### WHAT TO WORK ON
Repeat, exactly and completely, the entries shown underneath.

### EXERCISE INPUTS
= = =

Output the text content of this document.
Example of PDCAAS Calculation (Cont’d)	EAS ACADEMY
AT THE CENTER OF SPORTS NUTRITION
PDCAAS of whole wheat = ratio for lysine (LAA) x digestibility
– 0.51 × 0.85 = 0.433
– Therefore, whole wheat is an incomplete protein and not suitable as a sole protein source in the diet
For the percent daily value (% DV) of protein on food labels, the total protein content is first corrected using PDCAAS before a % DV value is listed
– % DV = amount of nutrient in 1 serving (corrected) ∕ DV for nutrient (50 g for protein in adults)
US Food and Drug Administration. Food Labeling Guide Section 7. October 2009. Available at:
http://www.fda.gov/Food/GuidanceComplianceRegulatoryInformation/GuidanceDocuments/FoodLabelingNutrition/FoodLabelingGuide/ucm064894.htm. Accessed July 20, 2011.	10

= = =

### TASK OUTPUT
Output the text content of this document.
Example of PDCAAS Calculation (Cont’d)	EAS ACADEMY
AT THE CENTER OF SPORTS NUTRITION
PDCAAS of whole wheat = ratio for lysine (LAA) x digestibility
– 0.51 × 0.85 = 0.433
– Therefore, whole wheat is an incomplete protein and not suitable as a sole protein source in the diet
For the percent daily value (% DV) of protein on food labels, the total protein content is first corrected using PDCAAS before a % DV value is listed
– % DV = amount of nutrient in 1 serving (corrected) ∕ DV for nutrient (50 g for protein in adults)
US Food and Drug Administration. Food Labeling Guide Section 7. October 2009. Available at:
http://www.fda.gov/Food/GuidanceComplianceRegulatoryInformation/GuidanceDocuments/FoodLabelingNutrition/FoodLabelingGuide/ucm064894.htm. Accessed July 20, 2011.	10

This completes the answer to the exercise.